Type out the data exactly as given. Skip any image.

********

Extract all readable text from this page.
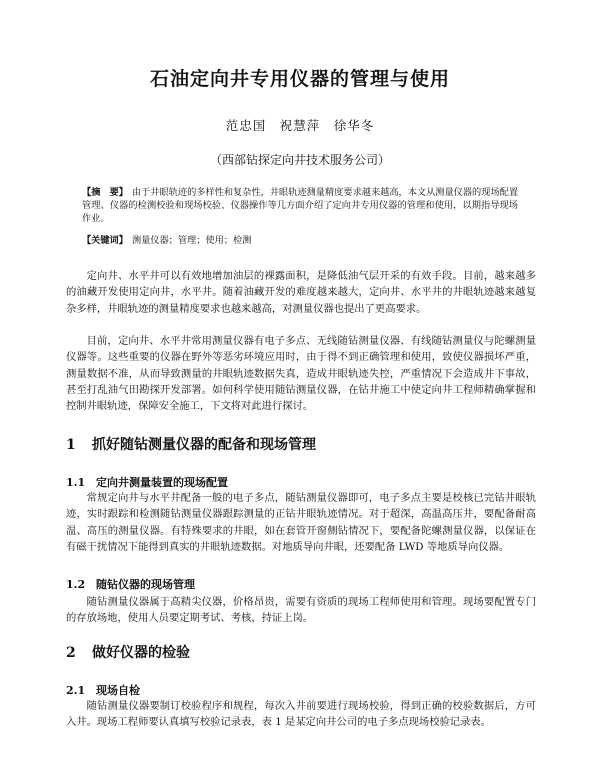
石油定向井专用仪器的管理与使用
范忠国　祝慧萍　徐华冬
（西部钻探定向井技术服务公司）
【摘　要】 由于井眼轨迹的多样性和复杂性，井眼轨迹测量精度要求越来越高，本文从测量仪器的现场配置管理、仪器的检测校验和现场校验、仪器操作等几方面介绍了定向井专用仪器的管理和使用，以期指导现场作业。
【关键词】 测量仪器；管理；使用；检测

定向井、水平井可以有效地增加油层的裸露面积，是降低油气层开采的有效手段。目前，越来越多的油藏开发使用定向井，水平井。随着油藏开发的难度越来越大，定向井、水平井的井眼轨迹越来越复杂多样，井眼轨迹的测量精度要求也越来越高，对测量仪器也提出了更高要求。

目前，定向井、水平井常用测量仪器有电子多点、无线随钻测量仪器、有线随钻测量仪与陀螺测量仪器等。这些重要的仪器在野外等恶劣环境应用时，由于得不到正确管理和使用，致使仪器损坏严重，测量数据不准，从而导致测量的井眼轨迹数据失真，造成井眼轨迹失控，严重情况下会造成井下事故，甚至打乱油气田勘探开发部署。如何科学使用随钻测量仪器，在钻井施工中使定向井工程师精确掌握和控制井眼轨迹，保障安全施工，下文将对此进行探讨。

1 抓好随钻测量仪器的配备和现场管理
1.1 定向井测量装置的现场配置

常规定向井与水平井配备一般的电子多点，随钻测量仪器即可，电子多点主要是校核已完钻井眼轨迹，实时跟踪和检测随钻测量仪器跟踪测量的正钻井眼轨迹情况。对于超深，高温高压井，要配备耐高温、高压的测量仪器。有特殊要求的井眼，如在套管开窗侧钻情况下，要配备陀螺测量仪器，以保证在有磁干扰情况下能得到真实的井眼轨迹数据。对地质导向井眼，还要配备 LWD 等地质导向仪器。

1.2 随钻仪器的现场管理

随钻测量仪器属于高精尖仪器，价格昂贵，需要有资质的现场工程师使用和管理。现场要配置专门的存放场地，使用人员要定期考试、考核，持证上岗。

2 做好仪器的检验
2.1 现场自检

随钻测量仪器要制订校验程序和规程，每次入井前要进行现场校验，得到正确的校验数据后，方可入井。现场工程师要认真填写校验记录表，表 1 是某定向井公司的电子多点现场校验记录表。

********

## Task output
Extract all readable text from this page.
石油定向井专用仪器的管理与使用
范忠国　祝慧萍　徐华冬
（西部钻探定向井技术服务公司）
【摘　要】 由于井眼轨迹的多样性和复杂性，井眼轨迹测量精度要求越来越高，本文从测量仪器的现场配置管理、仪器的检测校验和现场校验、仪器操作等几方面介绍了定向井专用仪器的管理和使用，以期指导现场作业。
【关键词】 测量仪器；管理；使用；检测

定向井、水平井可以有效地增加油层的裸露面积，是降低油气层开采的有效手段。目前，越来越多的油藏开发使用定向井，水平井。随着油藏开发的难度越来越大，定向井、水平井的井眼轨迹越来越复杂多样，井眼轨迹的测量精度要求也越来越高，对测量仪器也提出了更高要求。

目前，定向井、水平井常用测量仪器有电子多点、无线随钻测量仪器、有线随钻测量仪与陀螺测量仪器等。这些重要的仪器在野外等恶劣环境应用时，由于得不到正确管理和使用，致使仪器损坏严重，测量数据不准，从而导致测量的井眼轨迹数据失真，造成井眼轨迹失控，严重情况下会造成井下事故，甚至打乱油气田勘探开发部署。如何科学使用随钻测量仪器，在钻井施工中使定向井工程师精确掌握和控制井眼轨迹，保障安全施工，下文将对此进行探讨。

1 抓好随钻测量仪器的配备和现场管理
1.1 定向井测量装置的现场配置

常规定向井与水平井配备一般的电子多点，随钻测量仪器即可，电子多点主要是校核已完钻井眼轨迹，实时跟踪和检测随钻测量仪器跟踪测量的正钻井眼轨迹情况。对于超深，高温高压井，要配备耐高温、高压的测量仪器。有特殊要求的井眼，如在套管开窗侧钻情况下，要配备陀螺测量仪器，以保证在有磁干扰情况下能得到真实的井眼轨迹数据。对地质导向井眼，还要配备 LWD 等地质导向仪器。

1.2 随钻仪器的现场管理

随钻测量仪器属于高精尖仪器，价格昂贵，需要有资质的现场工程师使用和管理。现场要配置专门的存放场地，使用人员要定期考试、考核，持证上岗。

2 做好仪器的检验
2.1 现场自检

随钻测量仪器要制订校验程序和规程，每次入井前要进行现场校验，得到正确的校验数据后，方可入井。现场工程师要认真填写校验记录表，表 1 是某定向井公司的电子多点现场校验记录表。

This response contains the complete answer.